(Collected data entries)
>> BEGIN
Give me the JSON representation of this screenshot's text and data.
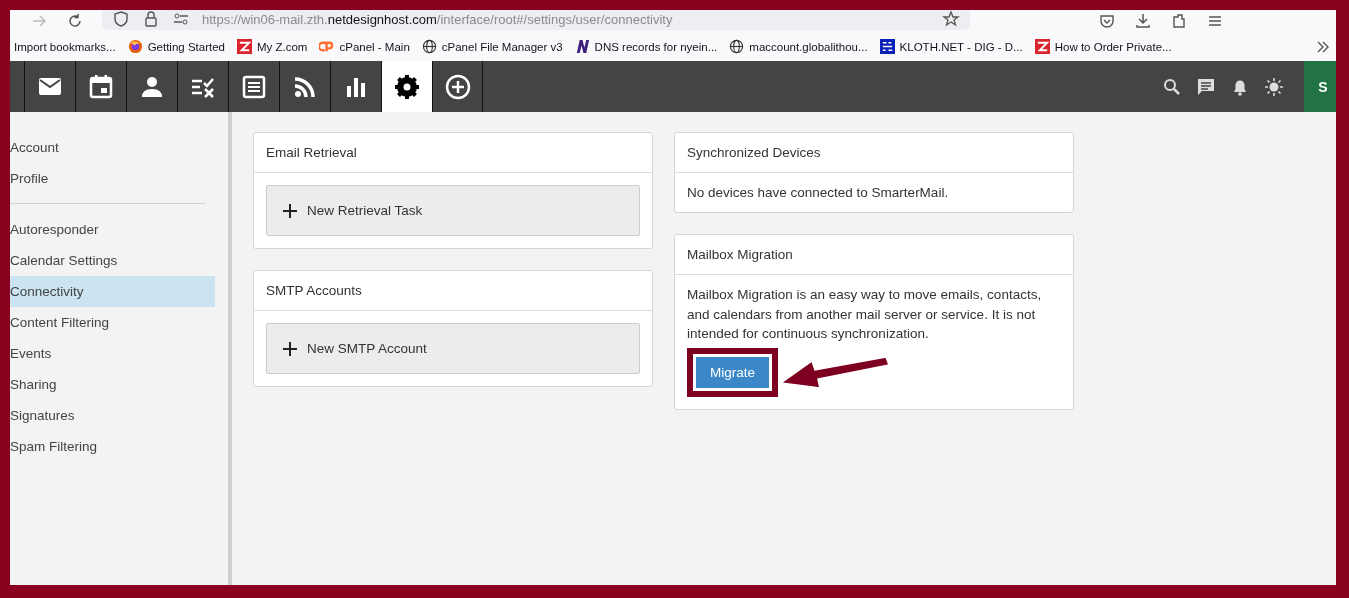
{
  "browser": {
    "url_prefix": "https://win06-mail.zth.",
    "url_domain": "netdesignhost.com",
    "url_suffix": "/interface/root#/settings/user/connectivity"
  },
  "bookmarks": [
    {
      "kind": "plain",
      "label": "Import bookmarks..."
    },
    {
      "kind": "firefox",
      "label": "Getting Started"
    },
    {
      "kind": "z",
      "label": "My Z.com"
    },
    {
      "kind": "cpanel",
      "label": "cPanel - Main"
    },
    {
      "kind": "globe",
      "label": "cPanel File Manager v3"
    },
    {
      "kind": "n",
      "label": "DNS records for nyein..."
    },
    {
      "kind": "globe",
      "label": "maccount.globalithou..."
    },
    {
      "kind": "dl",
      "label": "KLOTH.NET - DIG - D..."
    },
    {
      "kind": "z",
      "label": "How to Order Private..."
    }
  ],
  "app_tabs": [
    {
      "kind": "mail",
      "selected": false
    },
    {
      "kind": "calendar",
      "selected": false
    },
    {
      "kind": "contacts",
      "selected": false
    },
    {
      "kind": "tasks",
      "selected": false
    },
    {
      "kind": "notes",
      "selected": false
    },
    {
      "kind": "rss",
      "selected": false
    },
    {
      "kind": "reports",
      "selected": false
    },
    {
      "kind": "settings",
      "selected": true
    },
    {
      "kind": "add",
      "selected": false
    }
  ],
  "user": {
    "initial": "S"
  },
  "sidebar": {
    "groups": [
      [
        {
          "label": "Account",
          "selected": false
        },
        {
          "label": "Profile",
          "selected": false
        }
      ],
      [
        {
          "label": "Autoresponder",
          "selected": false
        },
        {
          "label": "Calendar Settings",
          "selected": false
        },
        {
          "label": "Connectivity",
          "selected": true
        },
        {
          "label": "Content Filtering",
          "selected": false
        },
        {
          "label": "Events",
          "selected": false
        },
        {
          "label": "Sharing",
          "selected": false
        },
        {
          "label": "Signatures",
          "selected": false
        },
        {
          "label": "Spam Filtering",
          "selected": false
        }
      ]
    ]
  },
  "columns": [
    [
      {
        "title": "Email Retrieval",
        "kind": "add",
        "action": "New Retrieval Task"
      },
      {
        "title": "SMTP Accounts",
        "kind": "add",
        "action": "New SMTP Account"
      }
    ],
    [
      {
        "title": "Synchronized Devices",
        "kind": "text",
        "text": "No devices have connected to SmarterMail."
      },
      {
        "title": "Mailbox Migration",
        "kind": "migrate",
        "text": "Mailbox Migration is an easy way to move emails, contacts, and calendars from another mail server or service. It is not intended for continuous synchronization.",
        "action": "Migrate"
      }
    ]
  ]
}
>> END
## INSTRUCTIONS TO FOLLOW
Where does the word "text" appear? Return each line that holds it.

## EXERCISE OUTPUT
Give me the JSON representation of this screenshot's text and data.
        "kind": "text",
        "text": "No devices have connected to SmarterMail."
        "text": "Mailbox Migration is an easy way to move emails, contacts, and calendars from another mail server or service. It is not intended for continuous synchronization.",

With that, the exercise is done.